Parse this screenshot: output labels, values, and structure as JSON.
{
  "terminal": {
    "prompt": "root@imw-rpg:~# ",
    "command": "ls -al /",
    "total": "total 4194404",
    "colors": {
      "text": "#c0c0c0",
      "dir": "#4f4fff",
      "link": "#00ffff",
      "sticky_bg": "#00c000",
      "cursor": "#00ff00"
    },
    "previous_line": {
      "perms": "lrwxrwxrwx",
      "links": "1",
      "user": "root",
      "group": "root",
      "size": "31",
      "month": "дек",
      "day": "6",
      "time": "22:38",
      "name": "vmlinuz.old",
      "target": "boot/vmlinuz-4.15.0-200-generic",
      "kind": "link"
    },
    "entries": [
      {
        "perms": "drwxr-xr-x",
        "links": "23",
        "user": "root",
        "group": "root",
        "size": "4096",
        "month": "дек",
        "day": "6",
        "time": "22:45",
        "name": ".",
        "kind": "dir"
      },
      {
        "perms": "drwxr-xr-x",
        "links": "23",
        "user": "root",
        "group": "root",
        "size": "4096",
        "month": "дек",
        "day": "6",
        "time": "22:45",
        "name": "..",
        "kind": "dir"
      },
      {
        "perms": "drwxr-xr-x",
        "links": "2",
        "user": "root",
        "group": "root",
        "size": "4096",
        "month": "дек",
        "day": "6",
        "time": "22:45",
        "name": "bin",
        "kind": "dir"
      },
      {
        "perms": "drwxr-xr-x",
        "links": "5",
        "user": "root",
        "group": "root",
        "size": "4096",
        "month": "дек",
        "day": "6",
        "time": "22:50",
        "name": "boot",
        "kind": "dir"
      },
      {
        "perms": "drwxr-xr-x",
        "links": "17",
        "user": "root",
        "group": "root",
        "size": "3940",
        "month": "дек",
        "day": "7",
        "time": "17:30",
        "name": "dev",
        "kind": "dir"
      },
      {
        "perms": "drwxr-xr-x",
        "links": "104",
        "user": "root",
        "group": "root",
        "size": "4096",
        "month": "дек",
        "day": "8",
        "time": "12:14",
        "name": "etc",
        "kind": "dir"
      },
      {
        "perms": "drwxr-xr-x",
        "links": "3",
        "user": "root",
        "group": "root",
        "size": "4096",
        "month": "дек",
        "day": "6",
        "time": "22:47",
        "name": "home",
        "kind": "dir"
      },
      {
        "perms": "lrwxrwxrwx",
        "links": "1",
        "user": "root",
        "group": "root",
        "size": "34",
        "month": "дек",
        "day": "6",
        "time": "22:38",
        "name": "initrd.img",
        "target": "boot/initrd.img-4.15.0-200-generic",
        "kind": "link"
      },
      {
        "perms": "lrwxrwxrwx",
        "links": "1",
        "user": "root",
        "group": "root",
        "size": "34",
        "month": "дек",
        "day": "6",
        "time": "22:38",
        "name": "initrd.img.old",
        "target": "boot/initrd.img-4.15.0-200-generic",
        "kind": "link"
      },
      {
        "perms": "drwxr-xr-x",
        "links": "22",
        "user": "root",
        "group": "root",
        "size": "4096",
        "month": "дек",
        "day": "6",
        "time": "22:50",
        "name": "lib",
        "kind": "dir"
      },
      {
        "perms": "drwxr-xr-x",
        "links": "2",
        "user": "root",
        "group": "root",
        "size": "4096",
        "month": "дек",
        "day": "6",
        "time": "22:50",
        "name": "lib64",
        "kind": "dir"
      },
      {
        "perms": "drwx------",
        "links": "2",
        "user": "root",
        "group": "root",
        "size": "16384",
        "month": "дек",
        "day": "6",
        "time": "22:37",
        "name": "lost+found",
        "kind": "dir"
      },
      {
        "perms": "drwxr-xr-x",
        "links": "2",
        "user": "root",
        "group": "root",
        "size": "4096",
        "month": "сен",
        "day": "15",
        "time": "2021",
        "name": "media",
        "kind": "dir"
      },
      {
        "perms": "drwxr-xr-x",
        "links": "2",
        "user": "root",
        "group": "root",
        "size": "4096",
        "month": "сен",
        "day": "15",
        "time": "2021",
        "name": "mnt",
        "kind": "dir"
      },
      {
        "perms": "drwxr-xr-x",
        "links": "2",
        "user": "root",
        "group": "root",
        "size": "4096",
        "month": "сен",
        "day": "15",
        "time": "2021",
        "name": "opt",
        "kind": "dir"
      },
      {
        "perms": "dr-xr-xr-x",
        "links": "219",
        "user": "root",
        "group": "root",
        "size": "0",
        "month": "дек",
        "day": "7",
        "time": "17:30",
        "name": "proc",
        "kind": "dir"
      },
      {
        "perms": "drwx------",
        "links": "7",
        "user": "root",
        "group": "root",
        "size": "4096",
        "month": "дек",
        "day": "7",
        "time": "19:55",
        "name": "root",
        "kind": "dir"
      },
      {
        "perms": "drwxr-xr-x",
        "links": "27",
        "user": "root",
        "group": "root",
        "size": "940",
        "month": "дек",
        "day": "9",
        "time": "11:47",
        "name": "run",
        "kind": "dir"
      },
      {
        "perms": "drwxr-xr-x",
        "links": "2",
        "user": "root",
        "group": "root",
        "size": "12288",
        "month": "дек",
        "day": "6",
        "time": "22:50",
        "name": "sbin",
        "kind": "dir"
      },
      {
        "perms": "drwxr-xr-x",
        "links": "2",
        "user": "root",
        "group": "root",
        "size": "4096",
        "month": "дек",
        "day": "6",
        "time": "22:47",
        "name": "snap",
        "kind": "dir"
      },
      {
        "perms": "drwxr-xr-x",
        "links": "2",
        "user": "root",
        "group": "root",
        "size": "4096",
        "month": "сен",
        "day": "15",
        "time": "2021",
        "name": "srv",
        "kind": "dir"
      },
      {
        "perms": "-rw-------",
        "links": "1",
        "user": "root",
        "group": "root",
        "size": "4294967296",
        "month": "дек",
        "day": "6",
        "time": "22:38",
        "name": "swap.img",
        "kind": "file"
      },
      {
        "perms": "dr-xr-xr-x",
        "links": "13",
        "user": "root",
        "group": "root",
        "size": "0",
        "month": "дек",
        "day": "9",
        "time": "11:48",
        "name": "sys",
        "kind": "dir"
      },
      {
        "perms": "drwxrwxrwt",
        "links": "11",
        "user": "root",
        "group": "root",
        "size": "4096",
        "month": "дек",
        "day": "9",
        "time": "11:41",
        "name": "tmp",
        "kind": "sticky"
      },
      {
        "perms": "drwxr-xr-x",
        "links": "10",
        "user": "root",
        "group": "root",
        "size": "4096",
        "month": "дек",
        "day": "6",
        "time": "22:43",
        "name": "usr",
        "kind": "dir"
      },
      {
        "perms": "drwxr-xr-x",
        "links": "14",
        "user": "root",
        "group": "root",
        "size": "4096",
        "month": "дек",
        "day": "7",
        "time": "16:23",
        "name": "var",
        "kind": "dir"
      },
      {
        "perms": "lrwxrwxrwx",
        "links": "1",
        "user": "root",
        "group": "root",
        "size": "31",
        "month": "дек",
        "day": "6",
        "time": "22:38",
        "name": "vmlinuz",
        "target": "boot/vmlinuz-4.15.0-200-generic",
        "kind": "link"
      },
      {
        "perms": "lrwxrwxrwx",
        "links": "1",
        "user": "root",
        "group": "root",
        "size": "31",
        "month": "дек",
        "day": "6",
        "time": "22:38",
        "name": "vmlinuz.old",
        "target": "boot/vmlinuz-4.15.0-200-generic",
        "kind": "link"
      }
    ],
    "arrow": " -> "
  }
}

•••

• _Request_
The entries above should be repeated exactly, every one of them.

• _Exercise solution_
Parse this screenshot: output labels, values, and structure as JSON.
{
  "terminal": {
    "prompt": "root@imw-rpg:~# ",
    "command": "ls -al /",
    "total": "total 4194404",
    "colors": {
      "text": "#c0c0c0",
      "dir": "#4f4fff",
      "link": "#00ffff",
      "sticky_bg": "#00c000",
      "cursor": "#00ff00"
    },
    "previous_line": {
      "perms": "lrwxrwxrwx",
      "links": "1",
      "user": "root",
      "group": "root",
      "size": "31",
      "month": "дек",
      "day": "6",
      "time": "22:38",
      "name": "vmlinuz.old",
      "target": "boot/vmlinuz-4.15.0-200-generic",
      "kind": "link"
    },
    "entries": [
      {
        "perms": "drwxr-xr-x",
        "links": "23",
        "user": "root",
        "group": "root",
        "size": "4096",
        "month": "дек",
        "day": "6",
        "time": "22:45",
        "name": ".",
        "kind": "dir"
      },
      {
        "perms": "drwxr-xr-x",
        "links": "23",
        "user": "root",
        "group": "root",
        "size": "4096",
        "month": "дек",
        "day": "6",
        "time": "22:45",
        "name": "..",
        "kind": "dir"
      },
      {
        "perms": "drwxr-xr-x",
        "links": "2",
        "user": "root",
        "group": "root",
        "size": "4096",
        "month": "дек",
        "day": "6",
        "time": "22:45",
        "name": "bin",
        "kind": "dir"
      },
      {
        "perms": "drwxr-xr-x",
        "links": "5",
        "user": "root",
        "group": "root",
        "size": "4096",
        "month": "дек",
        "day": "6",
        "time": "22:50",
        "name": "boot",
        "kind": "dir"
      },
      {
        "perms": "drwxr-xr-x",
        "links": "17",
        "user": "root",
        "group": "root",
        "size": "3940",
        "month": "дек",
        "day": "7",
        "time": "17:30",
        "name": "dev",
        "kind": "dir"
      },
      {
        "perms": "drwxr-xr-x",
        "links": "104",
        "user": "root",
        "group": "root",
        "size": "4096",
        "month": "дек",
        "day": "8",
        "time": "12:14",
        "name": "etc",
        "kind": "dir"
      },
      {
        "perms": "drwxr-xr-x",
        "links": "3",
        "user": "root",
        "group": "root",
        "size": "4096",
        "month": "дек",
        "day": "6",
        "time": "22:47",
        "name": "home",
        "kind": "dir"
      },
      {
        "perms": "lrwxrwxrwx",
        "links": "1",
        "user": "root",
        "group": "root",
        "size": "34",
        "month": "дек",
        "day": "6",
        "time": "22:38",
        "name": "initrd.img",
        "target": "boot/initrd.img-4.15.0-200-generic",
        "kind": "link"
      },
      {
        "perms": "lrwxrwxrwx",
        "links": "1",
        "user": "root",
        "group": "root",
        "size": "34",
        "month": "дек",
        "day": "6",
        "time": "22:38",
        "name": "initrd.img.old",
        "target": "boot/initrd.img-4.15.0-200-generic",
        "kind": "link"
      },
      {
        "perms": "drwxr-xr-x",
        "links": "22",
        "user": "root",
        "group": "root",
        "size": "4096",
        "month": "дек",
        "day": "6",
        "time": "22:50",
        "name": "lib",
        "kind": "dir"
      },
      {
        "perms": "drwxr-xr-x",
        "links": "2",
        "user": "root",
        "group": "root",
        "size": "4096",
        "month": "дек",
        "day": "6",
        "time": "22:50",
        "name": "lib64",
        "kind": "dir"
      },
      {
        "perms": "drwx------",
        "links": "2",
        "user": "root",
        "group": "root",
        "size": "16384",
        "month": "дек",
        "day": "6",
        "time": "22:37",
        "name": "lost+found",
        "kind": "dir"
      },
      {
        "perms": "drwxr-xr-x",
        "links": "2",
        "user": "root",
        "group": "root",
        "size": "4096",
        "month": "сен",
        "day": "15",
        "time": "2021",
        "name": "media",
        "kind": "dir"
      },
      {
        "perms": "drwxr-xr-x",
        "links": "2",
        "user": "root",
        "group": "root",
        "size": "4096",
        "month": "сен",
        "day": "15",
        "time": "2021",
        "name": "mnt",
        "kind": "dir"
      },
      {
        "perms": "drwxr-xr-x",
        "links": "2",
        "user": "root",
        "group": "root",
        "size": "4096",
        "month": "сен",
        "day": "15",
        "time": "2021",
        "name": "opt",
        "kind": "dir"
      },
      {
        "perms": "dr-xr-xr-x",
        "links": "219",
        "user": "root",
        "group": "root",
        "size": "0",
        "month": "дек",
        "day": "7",
        "time": "17:30",
        "name": "proc",
        "kind": "dir"
      },
      {
        "perms": "drwx------",
        "links": "7",
        "user": "root",
        "group": "root",
        "size": "4096",
        "month": "дек",
        "day": "7",
        "time": "19:55",
        "name": "root",
        "kind": "dir"
      },
      {
        "perms": "drwxr-xr-x",
        "links": "27",
        "user": "root",
        "group": "root",
        "size": "940",
        "month": "дек",
        "day": "9",
        "time": "11:47",
        "name": "run",
        "kind": "dir"
      },
      {
        "perms": "drwxr-xr-x",
        "links": "2",
        "user": "root",
        "group": "root",
        "size": "12288",
        "month": "дек",
        "day": "6",
        "time": "22:50",
        "name": "sbin",
        "kind": "dir"
      },
      {
        "perms": "drwxr-xr-x",
        "links": "2",
        "user": "root",
        "group": "root",
        "size": "4096",
        "month": "дек",
        "day": "6",
        "time": "22:47",
        "name": "snap",
        "kind": "dir"
      },
      {
        "perms": "drwxr-xr-x",
        "links": "2",
        "user": "root",
        "group": "root",
        "size": "4096",
        "month": "сен",
        "day": "15",
        "time": "2021",
        "name": "srv",
        "kind": "dir"
      },
      {
        "perms": "-rw-------",
        "links": "1",
        "user": "root",
        "group": "root",
        "size": "4294967296",
        "month": "дек",
        "day": "6",
        "time": "22:38",
        "name": "swap.img",
        "kind": "file"
      },
      {
        "perms": "dr-xr-xr-x",
        "links": "13",
        "user": "root",
        "group": "root",
        "size": "0",
        "month": "дек",
        "day": "9",
        "time": "11:48",
        "name": "sys",
        "kind": "dir"
      },
      {
        "perms": "drwxrwxrwt",
        "links": "11",
        "user": "root",
        "group": "root",
        "size": "4096",
        "month": "дек",
        "day": "9",
        "time": "11:41",
        "name": "tmp",
        "kind": "sticky"
      },
      {
        "perms": "drwxr-xr-x",
        "links": "10",
        "user": "root",
        "group": "root",
        "size": "4096",
        "month": "дек",
        "day": "6",
        "time": "22:43",
        "name": "usr",
        "kind": "dir"
      },
      {
        "perms": "drwxr-xr-x",
        "links": "14",
        "user": "root",
        "group": "root",
        "size": "4096",
        "month": "дек",
        "day": "7",
        "time": "16:23",
        "name": "var",
        "kind": "dir"
      },
      {
        "perms": "lrwxrwxrwx",
        "links": "1",
        "user": "root",
        "group": "root",
        "size": "31",
        "month": "дек",
        "day": "6",
        "time": "22:38",
        "name": "vmlinuz",
        "target": "boot/vmlinuz-4.15.0-200-generic",
        "kind": "link"
      },
      {
        "perms": "lrwxrwxrwx",
        "links": "1",
        "user": "root",
        "group": "root",
        "size": "31",
        "month": "дек",
        "day": "6",
        "time": "22:38",
        "name": "vmlinuz.old",
        "target": "boot/vmlinuz-4.15.0-200-generic",
        "kind": "link"
      }
    ],
    "arrow": " -> "
  }
}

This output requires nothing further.